### Rows:
#####
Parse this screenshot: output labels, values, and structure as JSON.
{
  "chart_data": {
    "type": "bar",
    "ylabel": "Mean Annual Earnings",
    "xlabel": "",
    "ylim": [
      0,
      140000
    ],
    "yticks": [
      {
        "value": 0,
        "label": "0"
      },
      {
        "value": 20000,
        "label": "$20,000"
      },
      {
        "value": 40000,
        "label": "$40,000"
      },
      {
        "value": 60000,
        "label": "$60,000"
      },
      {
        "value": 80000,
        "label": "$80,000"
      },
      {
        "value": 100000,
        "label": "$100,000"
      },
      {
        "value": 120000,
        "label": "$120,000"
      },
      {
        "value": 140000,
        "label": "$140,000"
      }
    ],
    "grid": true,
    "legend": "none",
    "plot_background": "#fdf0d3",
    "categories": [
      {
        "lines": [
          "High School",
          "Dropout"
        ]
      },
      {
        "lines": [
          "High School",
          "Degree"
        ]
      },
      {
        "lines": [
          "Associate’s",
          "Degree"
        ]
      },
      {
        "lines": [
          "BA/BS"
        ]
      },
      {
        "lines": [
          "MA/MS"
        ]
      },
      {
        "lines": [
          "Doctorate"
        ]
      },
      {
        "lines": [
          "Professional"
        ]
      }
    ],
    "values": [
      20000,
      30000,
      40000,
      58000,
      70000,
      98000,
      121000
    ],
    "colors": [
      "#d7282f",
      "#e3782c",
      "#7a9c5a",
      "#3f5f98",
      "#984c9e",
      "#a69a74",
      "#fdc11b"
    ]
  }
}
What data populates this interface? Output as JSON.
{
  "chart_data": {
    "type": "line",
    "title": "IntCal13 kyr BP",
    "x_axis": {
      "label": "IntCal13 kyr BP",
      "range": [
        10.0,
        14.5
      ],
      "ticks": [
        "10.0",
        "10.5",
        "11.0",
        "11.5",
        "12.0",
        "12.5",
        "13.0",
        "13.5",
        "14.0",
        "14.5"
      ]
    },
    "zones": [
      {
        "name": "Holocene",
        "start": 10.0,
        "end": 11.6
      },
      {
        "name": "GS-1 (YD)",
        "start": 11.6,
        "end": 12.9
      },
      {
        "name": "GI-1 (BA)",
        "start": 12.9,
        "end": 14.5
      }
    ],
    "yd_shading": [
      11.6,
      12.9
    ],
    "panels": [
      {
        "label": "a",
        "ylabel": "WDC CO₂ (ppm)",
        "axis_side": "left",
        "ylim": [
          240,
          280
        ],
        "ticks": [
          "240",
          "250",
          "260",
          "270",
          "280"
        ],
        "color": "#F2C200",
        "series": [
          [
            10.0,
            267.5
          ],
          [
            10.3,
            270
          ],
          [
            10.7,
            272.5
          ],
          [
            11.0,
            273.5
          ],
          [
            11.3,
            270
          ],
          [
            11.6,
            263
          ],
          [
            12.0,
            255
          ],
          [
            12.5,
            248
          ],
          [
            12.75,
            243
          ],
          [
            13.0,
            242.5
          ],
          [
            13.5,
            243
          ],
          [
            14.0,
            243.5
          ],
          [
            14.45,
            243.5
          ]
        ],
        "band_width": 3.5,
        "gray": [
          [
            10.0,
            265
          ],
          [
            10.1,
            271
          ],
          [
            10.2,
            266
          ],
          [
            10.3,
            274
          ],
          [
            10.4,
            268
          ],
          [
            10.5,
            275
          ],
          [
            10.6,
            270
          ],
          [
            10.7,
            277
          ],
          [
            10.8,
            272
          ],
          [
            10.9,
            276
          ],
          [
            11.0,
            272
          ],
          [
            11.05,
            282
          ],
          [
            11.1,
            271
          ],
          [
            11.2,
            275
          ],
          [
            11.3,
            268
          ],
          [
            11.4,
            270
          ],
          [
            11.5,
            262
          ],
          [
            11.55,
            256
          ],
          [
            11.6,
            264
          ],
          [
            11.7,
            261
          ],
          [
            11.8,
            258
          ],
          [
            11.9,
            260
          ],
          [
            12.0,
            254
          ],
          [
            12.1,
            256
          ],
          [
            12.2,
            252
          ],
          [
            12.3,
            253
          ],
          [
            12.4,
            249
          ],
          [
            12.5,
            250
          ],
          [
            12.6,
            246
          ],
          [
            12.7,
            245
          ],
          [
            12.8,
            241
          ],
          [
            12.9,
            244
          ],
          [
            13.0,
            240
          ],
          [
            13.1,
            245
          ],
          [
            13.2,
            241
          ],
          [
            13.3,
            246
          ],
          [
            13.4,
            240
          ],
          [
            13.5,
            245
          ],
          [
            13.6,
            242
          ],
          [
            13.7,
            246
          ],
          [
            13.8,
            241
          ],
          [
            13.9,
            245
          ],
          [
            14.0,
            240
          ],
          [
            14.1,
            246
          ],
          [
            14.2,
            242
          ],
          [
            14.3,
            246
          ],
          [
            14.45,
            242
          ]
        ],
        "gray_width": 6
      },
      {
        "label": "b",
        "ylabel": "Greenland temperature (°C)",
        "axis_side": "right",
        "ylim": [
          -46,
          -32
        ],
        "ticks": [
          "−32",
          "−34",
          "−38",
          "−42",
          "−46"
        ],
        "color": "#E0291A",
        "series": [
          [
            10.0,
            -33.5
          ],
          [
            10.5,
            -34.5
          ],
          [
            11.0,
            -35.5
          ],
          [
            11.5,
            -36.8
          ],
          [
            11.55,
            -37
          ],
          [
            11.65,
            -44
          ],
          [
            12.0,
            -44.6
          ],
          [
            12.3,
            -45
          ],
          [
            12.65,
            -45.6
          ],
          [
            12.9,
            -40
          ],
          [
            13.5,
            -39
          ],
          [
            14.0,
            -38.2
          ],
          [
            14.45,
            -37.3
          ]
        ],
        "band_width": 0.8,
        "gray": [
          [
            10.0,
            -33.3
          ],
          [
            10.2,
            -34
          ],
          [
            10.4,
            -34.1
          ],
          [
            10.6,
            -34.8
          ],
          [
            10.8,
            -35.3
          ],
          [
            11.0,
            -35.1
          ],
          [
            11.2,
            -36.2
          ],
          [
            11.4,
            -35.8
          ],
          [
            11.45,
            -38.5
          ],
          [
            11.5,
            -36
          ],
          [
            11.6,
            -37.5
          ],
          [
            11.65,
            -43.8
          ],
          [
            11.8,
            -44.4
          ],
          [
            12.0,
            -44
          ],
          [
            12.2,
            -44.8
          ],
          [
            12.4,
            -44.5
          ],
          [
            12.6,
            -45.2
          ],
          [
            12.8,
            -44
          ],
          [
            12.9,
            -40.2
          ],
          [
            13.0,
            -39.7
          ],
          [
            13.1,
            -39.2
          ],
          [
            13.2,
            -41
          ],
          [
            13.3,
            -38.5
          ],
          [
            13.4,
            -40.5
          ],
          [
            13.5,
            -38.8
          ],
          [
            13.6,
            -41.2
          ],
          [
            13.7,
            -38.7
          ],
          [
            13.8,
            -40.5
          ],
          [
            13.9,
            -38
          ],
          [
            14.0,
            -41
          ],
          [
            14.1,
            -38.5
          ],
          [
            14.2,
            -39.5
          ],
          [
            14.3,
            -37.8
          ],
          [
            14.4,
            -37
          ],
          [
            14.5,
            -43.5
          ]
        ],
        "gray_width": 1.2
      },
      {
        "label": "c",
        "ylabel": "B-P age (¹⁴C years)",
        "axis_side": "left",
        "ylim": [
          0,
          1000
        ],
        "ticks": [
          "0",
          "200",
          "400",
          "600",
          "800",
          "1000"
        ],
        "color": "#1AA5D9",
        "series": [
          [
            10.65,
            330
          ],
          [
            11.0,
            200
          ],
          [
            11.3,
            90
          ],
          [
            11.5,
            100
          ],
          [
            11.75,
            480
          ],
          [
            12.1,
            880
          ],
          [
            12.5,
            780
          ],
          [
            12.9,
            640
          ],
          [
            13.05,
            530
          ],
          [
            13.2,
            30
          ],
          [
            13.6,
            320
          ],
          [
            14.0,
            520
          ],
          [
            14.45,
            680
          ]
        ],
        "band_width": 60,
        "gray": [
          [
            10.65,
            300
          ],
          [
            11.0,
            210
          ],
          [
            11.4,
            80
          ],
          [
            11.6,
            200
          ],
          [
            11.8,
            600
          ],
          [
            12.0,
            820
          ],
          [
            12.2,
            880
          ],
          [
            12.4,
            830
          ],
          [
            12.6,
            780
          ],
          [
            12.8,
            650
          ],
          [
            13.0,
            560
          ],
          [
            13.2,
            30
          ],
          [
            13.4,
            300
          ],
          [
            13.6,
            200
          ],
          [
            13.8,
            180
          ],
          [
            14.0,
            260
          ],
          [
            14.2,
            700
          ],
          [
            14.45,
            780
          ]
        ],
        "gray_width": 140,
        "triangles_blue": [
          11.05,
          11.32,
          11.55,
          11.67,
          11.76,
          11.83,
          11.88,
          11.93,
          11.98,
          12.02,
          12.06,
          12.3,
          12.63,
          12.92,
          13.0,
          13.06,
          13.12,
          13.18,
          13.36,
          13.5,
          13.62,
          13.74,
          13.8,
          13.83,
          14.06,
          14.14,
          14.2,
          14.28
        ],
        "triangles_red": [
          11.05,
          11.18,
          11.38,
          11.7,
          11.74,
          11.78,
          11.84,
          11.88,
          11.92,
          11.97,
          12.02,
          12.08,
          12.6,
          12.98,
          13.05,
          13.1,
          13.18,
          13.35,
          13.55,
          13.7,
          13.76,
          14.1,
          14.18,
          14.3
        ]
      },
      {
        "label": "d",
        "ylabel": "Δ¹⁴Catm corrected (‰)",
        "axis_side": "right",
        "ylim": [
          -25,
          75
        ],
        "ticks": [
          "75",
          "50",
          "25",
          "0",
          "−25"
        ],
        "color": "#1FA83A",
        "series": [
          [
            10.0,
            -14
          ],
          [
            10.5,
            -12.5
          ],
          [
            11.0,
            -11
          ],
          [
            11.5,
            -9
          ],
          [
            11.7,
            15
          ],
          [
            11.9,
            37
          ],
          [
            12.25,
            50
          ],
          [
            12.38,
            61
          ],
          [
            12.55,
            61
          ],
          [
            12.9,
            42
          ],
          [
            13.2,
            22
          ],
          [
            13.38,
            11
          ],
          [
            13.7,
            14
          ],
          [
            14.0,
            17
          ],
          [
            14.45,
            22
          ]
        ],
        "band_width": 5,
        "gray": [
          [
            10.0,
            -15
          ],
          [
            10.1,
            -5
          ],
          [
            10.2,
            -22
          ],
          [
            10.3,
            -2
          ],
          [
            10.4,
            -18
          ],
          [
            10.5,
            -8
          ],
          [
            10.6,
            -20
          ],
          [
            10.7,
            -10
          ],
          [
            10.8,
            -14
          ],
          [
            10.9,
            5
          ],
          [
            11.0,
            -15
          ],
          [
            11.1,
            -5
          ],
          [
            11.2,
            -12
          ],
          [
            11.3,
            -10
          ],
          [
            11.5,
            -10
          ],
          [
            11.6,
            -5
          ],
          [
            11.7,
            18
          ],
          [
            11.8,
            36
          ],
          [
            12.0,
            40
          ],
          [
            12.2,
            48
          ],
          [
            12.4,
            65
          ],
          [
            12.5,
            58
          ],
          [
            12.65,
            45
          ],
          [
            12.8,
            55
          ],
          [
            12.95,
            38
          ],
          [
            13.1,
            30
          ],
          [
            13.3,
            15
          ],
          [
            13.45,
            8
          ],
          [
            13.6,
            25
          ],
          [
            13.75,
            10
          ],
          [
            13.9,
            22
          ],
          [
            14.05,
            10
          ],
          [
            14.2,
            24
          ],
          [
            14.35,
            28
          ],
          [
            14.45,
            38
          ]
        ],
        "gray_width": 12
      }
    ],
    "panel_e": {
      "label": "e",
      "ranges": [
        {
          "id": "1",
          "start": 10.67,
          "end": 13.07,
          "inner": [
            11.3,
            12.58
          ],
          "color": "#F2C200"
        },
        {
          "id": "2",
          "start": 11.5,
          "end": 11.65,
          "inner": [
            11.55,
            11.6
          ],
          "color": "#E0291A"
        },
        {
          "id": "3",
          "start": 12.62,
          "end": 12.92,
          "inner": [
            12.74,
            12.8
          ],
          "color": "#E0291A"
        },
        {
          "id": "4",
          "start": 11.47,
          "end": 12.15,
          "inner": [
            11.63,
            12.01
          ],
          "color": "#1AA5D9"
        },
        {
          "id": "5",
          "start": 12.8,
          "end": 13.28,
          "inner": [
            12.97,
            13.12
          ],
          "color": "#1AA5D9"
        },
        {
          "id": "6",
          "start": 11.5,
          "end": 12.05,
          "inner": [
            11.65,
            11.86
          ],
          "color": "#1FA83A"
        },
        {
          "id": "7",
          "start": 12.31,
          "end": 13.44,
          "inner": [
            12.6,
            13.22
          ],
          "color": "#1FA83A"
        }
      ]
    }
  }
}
#####
### Requirement:
From the listing above, pick out every line containing "values".

### The output:
Parse this screenshot: output labels, values, and structure as JSON.
    "values": [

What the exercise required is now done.